• [Given records]
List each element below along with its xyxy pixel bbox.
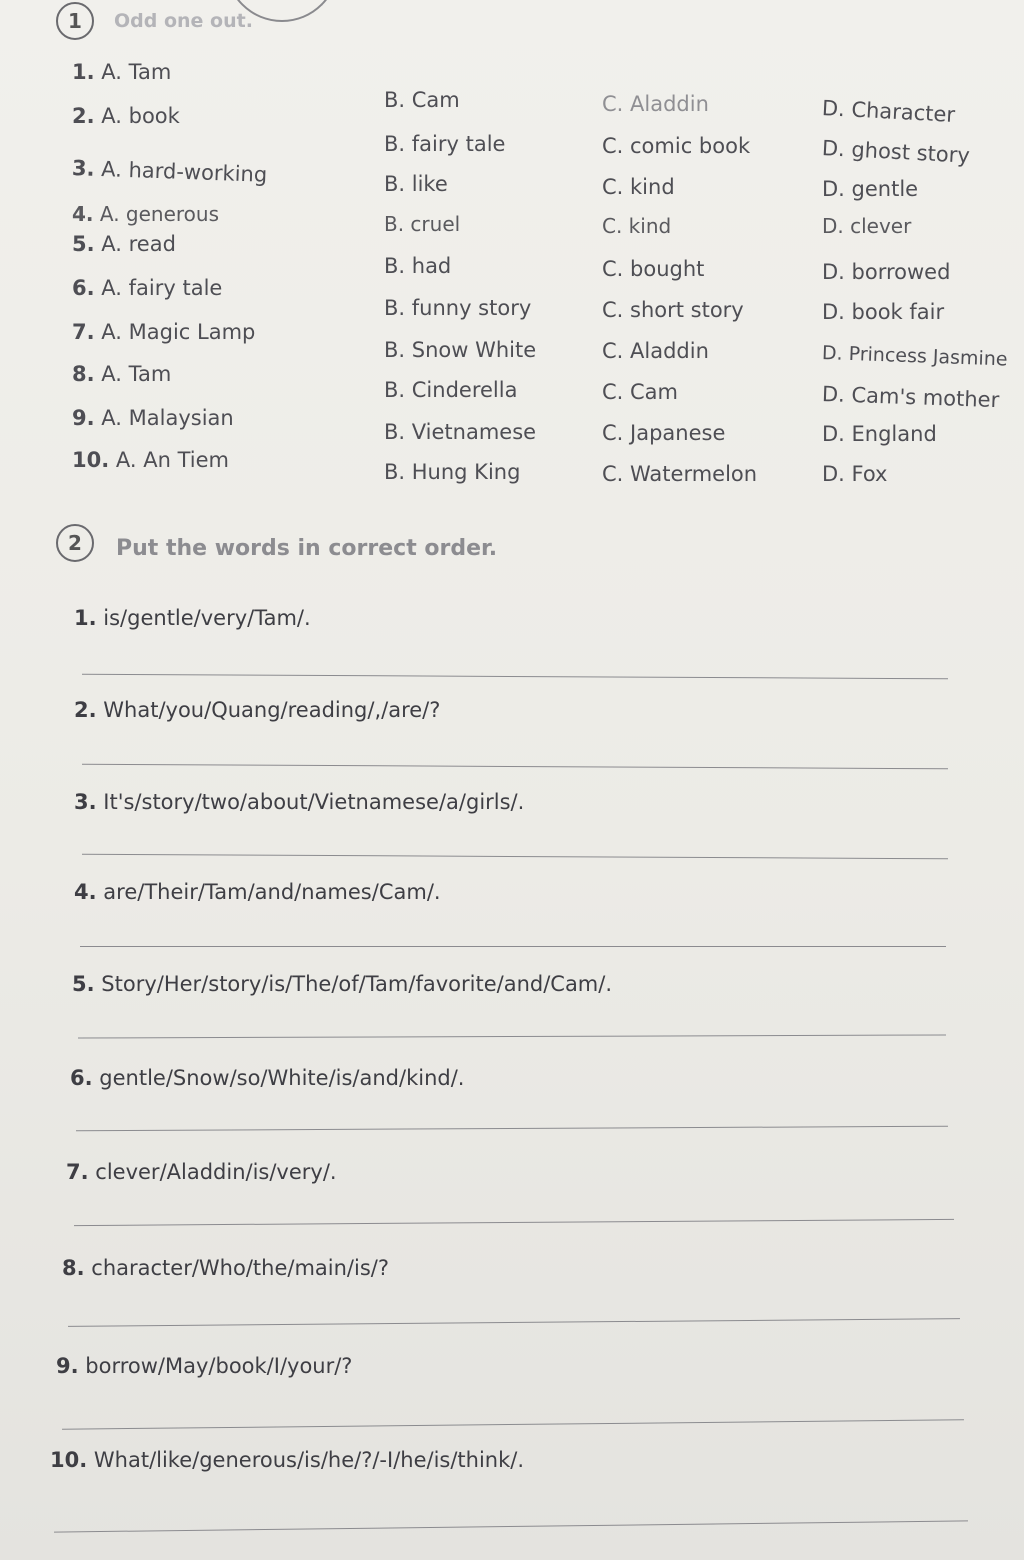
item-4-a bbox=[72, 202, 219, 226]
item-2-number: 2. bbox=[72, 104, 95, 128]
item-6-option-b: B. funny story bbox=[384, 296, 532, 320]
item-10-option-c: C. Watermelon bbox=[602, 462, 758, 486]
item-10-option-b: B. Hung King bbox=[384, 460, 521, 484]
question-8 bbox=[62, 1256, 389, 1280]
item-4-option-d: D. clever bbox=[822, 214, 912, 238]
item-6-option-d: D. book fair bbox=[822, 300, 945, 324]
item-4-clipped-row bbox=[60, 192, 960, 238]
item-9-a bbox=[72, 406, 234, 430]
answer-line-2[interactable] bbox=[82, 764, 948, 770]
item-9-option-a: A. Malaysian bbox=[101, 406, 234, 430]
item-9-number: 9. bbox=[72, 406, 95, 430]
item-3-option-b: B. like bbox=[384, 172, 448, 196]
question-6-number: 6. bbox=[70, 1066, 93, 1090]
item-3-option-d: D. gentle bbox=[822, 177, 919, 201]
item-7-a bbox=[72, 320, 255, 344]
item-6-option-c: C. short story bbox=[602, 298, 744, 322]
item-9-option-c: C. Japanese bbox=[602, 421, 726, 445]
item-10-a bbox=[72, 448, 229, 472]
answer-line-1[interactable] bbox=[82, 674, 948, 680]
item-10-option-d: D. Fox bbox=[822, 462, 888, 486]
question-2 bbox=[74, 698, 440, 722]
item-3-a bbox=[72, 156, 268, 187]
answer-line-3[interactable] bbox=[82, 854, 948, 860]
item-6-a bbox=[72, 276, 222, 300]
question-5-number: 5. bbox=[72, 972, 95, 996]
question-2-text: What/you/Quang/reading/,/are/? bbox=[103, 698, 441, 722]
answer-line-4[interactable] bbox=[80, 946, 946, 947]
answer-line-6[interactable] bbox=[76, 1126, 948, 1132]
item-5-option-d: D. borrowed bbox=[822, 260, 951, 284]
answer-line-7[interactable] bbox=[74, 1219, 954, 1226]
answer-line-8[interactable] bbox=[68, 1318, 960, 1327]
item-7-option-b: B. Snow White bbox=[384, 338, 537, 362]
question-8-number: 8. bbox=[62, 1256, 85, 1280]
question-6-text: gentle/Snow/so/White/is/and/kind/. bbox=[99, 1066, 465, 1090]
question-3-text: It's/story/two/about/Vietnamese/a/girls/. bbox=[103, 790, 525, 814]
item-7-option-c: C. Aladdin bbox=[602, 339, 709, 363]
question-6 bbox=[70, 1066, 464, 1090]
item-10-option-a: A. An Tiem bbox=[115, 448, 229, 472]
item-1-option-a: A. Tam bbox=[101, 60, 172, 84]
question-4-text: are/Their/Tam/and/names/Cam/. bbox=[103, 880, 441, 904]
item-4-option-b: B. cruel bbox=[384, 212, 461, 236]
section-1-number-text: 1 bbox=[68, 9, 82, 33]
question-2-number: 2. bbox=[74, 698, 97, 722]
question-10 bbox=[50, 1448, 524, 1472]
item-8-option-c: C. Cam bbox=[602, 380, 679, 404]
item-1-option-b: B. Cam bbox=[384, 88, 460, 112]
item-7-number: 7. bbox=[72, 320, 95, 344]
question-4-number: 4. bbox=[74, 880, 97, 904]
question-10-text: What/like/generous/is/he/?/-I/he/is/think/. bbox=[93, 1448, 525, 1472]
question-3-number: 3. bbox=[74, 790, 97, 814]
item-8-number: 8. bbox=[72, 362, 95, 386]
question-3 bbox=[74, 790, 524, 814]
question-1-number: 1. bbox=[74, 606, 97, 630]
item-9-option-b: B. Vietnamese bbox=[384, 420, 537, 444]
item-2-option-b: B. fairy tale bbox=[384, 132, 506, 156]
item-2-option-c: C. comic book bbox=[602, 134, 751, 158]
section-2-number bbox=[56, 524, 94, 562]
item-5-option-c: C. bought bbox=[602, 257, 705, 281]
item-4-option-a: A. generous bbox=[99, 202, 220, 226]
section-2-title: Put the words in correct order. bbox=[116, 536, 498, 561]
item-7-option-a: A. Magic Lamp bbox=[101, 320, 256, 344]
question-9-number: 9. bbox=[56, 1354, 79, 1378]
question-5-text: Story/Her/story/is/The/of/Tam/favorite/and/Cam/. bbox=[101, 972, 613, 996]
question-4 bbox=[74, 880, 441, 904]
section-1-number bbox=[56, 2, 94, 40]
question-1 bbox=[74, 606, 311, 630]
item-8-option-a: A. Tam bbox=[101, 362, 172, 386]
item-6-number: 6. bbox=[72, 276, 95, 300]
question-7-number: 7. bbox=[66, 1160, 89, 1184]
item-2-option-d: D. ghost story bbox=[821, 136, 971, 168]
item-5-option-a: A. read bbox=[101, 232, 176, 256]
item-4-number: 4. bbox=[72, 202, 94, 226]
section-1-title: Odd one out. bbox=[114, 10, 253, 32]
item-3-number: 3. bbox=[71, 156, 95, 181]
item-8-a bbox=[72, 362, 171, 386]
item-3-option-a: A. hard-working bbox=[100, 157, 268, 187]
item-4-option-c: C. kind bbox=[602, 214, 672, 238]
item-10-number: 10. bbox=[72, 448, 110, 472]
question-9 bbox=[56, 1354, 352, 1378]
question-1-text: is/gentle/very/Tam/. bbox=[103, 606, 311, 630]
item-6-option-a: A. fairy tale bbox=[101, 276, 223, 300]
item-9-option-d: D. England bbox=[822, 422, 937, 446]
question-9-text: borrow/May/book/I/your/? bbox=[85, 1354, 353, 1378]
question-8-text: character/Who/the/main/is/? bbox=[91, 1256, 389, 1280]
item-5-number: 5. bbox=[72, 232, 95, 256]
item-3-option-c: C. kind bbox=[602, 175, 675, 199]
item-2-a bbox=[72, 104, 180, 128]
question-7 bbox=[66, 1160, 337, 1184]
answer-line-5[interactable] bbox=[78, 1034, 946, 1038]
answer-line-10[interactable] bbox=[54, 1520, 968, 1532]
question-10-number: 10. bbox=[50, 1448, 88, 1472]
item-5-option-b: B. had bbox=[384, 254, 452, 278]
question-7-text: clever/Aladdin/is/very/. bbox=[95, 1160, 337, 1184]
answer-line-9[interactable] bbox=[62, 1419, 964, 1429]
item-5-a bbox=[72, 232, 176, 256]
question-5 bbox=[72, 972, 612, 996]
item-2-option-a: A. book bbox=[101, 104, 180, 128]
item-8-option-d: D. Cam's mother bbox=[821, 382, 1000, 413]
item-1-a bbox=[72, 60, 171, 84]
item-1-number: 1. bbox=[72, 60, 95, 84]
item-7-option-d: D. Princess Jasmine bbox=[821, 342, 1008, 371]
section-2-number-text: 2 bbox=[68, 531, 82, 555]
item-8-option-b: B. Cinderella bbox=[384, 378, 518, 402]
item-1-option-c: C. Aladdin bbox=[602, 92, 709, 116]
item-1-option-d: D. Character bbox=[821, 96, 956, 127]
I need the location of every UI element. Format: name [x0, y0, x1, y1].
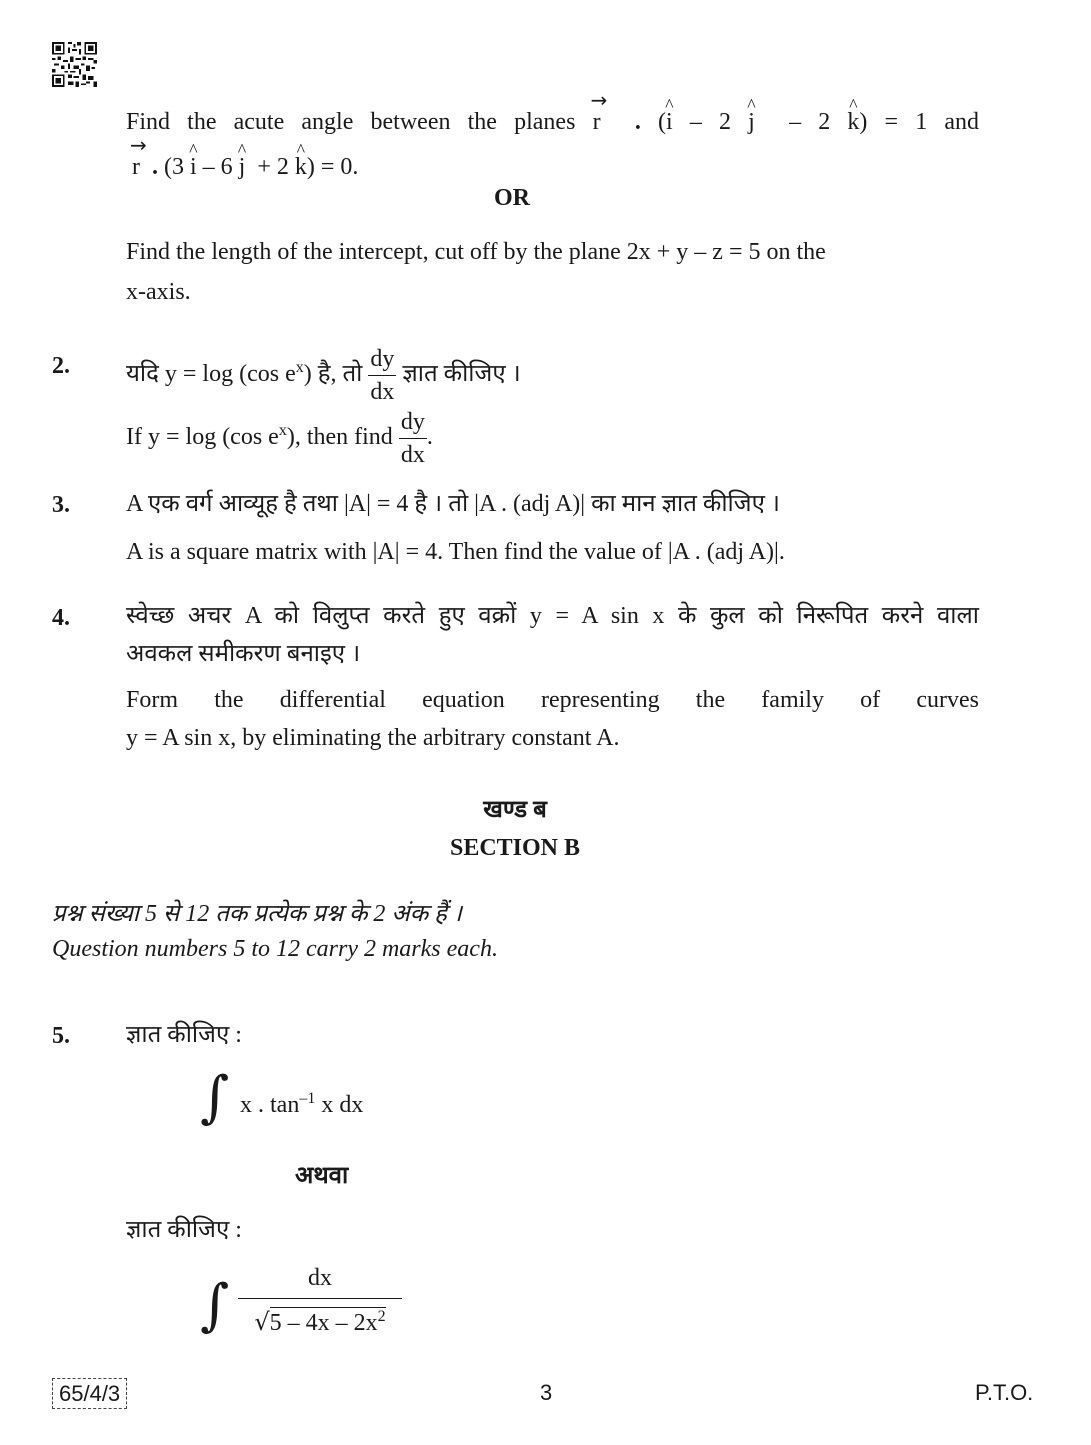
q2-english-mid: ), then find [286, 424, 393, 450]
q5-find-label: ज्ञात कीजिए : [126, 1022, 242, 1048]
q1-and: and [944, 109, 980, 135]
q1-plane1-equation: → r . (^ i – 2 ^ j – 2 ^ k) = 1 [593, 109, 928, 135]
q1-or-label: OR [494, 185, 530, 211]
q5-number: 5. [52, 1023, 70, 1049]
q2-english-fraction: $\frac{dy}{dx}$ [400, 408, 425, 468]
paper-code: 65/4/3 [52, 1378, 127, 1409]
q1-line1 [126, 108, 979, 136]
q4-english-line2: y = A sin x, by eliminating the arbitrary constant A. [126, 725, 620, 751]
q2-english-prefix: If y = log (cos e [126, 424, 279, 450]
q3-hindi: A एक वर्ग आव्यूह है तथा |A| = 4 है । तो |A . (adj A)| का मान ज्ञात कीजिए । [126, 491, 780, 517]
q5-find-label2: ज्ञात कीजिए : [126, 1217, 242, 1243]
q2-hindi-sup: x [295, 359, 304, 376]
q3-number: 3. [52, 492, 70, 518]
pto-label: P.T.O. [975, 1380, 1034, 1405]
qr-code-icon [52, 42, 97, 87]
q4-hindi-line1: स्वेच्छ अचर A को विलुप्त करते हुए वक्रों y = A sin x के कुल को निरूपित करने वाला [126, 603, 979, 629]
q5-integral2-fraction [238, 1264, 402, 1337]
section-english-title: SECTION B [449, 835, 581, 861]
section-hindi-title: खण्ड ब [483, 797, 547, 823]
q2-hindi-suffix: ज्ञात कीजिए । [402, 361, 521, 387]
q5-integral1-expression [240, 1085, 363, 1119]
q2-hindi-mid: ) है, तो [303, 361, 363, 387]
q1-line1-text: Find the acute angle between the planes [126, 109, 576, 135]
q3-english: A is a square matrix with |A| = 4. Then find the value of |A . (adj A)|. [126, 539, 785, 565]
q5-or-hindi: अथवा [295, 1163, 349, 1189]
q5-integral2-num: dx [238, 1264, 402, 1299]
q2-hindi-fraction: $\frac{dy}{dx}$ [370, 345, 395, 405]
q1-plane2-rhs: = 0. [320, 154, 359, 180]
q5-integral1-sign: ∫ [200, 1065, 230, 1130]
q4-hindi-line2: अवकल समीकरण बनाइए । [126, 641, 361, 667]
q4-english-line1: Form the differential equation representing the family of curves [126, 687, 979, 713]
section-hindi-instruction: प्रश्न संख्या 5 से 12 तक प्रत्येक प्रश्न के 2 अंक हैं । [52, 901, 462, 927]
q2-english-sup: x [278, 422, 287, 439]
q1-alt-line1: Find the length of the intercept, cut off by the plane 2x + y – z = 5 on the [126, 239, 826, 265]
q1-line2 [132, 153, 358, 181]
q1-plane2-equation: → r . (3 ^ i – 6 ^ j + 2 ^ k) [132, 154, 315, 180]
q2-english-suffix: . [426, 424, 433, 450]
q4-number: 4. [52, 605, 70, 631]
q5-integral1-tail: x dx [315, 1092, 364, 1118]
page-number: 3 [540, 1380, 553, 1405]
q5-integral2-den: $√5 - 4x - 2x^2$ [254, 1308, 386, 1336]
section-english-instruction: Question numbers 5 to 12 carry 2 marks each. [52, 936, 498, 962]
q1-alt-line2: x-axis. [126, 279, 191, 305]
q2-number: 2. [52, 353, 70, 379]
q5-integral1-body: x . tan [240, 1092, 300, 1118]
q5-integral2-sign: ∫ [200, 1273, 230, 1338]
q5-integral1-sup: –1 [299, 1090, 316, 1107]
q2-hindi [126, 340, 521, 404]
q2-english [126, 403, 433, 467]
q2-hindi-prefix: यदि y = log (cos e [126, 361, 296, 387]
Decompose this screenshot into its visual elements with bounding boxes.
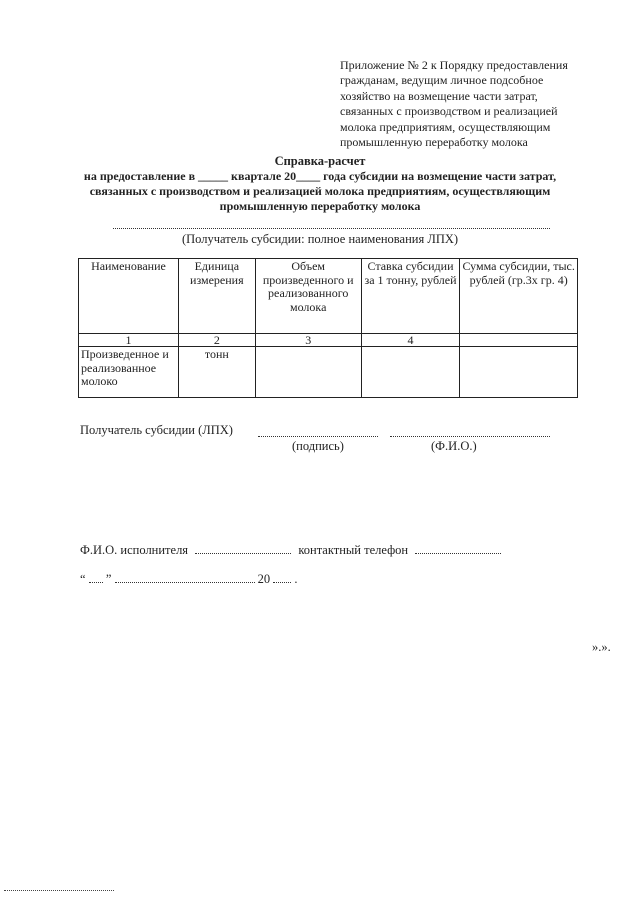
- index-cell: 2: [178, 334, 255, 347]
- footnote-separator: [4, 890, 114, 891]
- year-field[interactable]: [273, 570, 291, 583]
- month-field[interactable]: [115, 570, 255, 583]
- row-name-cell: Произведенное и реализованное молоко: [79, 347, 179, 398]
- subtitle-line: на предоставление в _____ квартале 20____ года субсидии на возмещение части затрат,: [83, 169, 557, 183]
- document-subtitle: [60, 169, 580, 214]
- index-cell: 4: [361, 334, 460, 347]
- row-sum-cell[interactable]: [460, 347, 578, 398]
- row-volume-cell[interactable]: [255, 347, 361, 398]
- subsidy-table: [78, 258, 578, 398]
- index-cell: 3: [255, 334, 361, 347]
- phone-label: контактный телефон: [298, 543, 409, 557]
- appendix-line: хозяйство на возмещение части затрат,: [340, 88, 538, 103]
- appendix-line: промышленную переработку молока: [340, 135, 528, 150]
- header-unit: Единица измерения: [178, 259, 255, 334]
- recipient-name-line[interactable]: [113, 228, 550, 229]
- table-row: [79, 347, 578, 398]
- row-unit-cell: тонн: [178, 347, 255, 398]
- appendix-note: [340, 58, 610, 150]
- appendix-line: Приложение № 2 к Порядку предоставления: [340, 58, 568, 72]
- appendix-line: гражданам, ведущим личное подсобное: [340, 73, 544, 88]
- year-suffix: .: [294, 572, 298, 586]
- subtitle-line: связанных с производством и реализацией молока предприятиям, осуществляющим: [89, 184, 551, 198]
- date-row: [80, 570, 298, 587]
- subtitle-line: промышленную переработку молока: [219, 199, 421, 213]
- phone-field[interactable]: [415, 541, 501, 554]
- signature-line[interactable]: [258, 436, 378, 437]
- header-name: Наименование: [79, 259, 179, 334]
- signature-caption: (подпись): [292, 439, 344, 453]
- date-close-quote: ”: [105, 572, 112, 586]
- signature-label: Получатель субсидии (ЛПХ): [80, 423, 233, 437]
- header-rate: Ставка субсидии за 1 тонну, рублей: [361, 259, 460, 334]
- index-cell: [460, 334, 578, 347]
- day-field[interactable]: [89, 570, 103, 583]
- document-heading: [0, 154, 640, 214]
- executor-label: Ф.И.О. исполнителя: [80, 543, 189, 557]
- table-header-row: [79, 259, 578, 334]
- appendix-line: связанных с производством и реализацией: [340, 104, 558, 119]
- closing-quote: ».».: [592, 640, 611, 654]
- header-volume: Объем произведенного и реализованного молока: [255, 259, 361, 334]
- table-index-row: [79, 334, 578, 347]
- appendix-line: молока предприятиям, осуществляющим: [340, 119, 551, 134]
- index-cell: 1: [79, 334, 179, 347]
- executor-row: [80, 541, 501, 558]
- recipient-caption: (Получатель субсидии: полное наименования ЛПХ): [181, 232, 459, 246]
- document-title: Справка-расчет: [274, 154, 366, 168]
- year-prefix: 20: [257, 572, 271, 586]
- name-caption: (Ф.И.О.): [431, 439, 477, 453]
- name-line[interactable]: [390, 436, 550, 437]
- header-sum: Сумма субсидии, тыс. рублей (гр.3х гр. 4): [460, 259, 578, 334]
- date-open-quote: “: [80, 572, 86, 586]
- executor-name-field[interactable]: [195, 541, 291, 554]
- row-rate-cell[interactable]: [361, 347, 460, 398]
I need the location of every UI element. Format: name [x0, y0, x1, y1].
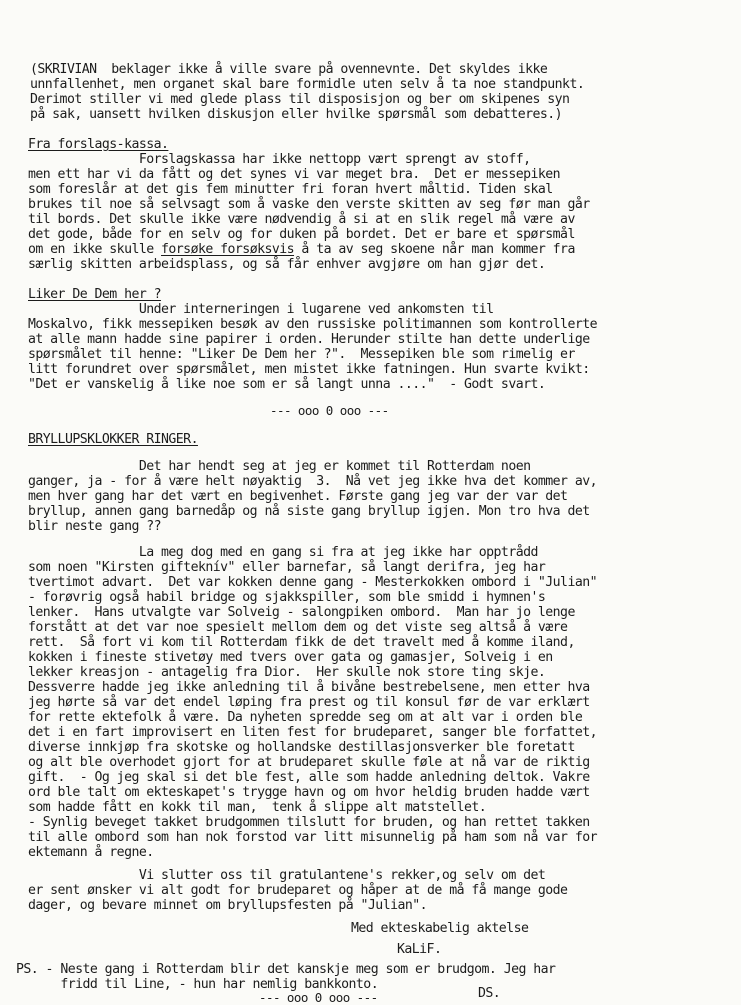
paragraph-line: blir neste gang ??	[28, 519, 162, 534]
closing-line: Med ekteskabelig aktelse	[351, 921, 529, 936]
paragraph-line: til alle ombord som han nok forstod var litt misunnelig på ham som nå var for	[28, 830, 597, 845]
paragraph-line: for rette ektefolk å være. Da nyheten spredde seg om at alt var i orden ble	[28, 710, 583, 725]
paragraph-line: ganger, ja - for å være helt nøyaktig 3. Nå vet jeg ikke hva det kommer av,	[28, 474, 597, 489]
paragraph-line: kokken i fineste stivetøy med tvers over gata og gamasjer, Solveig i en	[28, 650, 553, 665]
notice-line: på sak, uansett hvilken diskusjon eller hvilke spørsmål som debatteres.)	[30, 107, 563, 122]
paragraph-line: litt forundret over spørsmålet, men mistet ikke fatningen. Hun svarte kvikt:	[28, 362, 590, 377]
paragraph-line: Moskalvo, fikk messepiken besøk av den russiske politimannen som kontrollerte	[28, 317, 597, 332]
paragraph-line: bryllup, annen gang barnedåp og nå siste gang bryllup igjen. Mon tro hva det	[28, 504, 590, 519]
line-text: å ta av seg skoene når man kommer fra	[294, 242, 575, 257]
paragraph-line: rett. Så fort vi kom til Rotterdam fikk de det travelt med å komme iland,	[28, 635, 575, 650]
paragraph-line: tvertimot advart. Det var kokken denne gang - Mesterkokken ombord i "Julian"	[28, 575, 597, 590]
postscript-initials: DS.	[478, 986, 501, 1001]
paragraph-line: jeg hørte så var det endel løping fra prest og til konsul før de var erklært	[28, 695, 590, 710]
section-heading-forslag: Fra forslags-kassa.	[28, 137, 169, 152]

• [Your goal] Reproduce, unchanged, the lines in the records from the line containing "item-4-a bbox=[72, 202, 219, 226]" up to and including the line containing "item-7-option-b: B. Snow".

• [Exercise solution]
item-4-a bbox=[72, 202, 219, 226]
item-2-number: 2. bbox=[72, 104, 95, 128]
item-6-option-b: B. funny story bbox=[384, 296, 532, 320]
item-10-option-c: C. Watermelon bbox=[602, 462, 758, 486]
item-10-option-b: B. Hung King bbox=[384, 460, 521, 484]
question-8 bbox=[62, 1256, 389, 1280]
item-4-option-d: D. clever bbox=[822, 214, 912, 238]
item-6-option-d: D. book fair bbox=[822, 300, 945, 324]
item-4-clipped-row bbox=[60, 192, 960, 238]
item-9-a bbox=[72, 406, 234, 430]
answer-line-2[interactable] bbox=[82, 764, 948, 770]
item-9-option-a: A. Malaysian bbox=[101, 406, 234, 430]
item-9-number: 9. bbox=[72, 406, 95, 430]
item-3-option-b: B. like bbox=[384, 172, 448, 196]
question-6-number: 6. bbox=[70, 1066, 93, 1090]
item-3-option-d: D. gentle bbox=[822, 177, 919, 201]
item-7-a bbox=[72, 320, 255, 344]
item-6-option-c: C. short story bbox=[602, 298, 744, 322]
item-9-option-c: C. Japanese bbox=[602, 421, 726, 445]
item-10-a bbox=[72, 448, 229, 472]
answer-line-1[interactable] bbox=[82, 674, 948, 680]
item-10-option-d: D. Fox bbox=[822, 462, 888, 486]
question-2 bbox=[74, 698, 440, 722]
item-3-a bbox=[72, 156, 268, 187]
answer-line-3[interactable] bbox=[82, 854, 948, 860]
item-6-a bbox=[72, 276, 222, 300]
question-5-number: 5. bbox=[72, 972, 95, 996]
question-2-text: What/you/Quang/reading/,/are/? bbox=[103, 698, 441, 722]
answer-line-4[interactable] bbox=[80, 946, 946, 947]
answer-line-6[interactable] bbox=[76, 1126, 948, 1132]
item-5-option-d: D. borrowed bbox=[822, 260, 951, 284]
answer-line-7[interactable] bbox=[74, 1219, 954, 1226]
answer-line-8[interactable] bbox=[68, 1318, 960, 1327]
item-7-option-b: B. Snow White bbox=[384, 338, 537, 362]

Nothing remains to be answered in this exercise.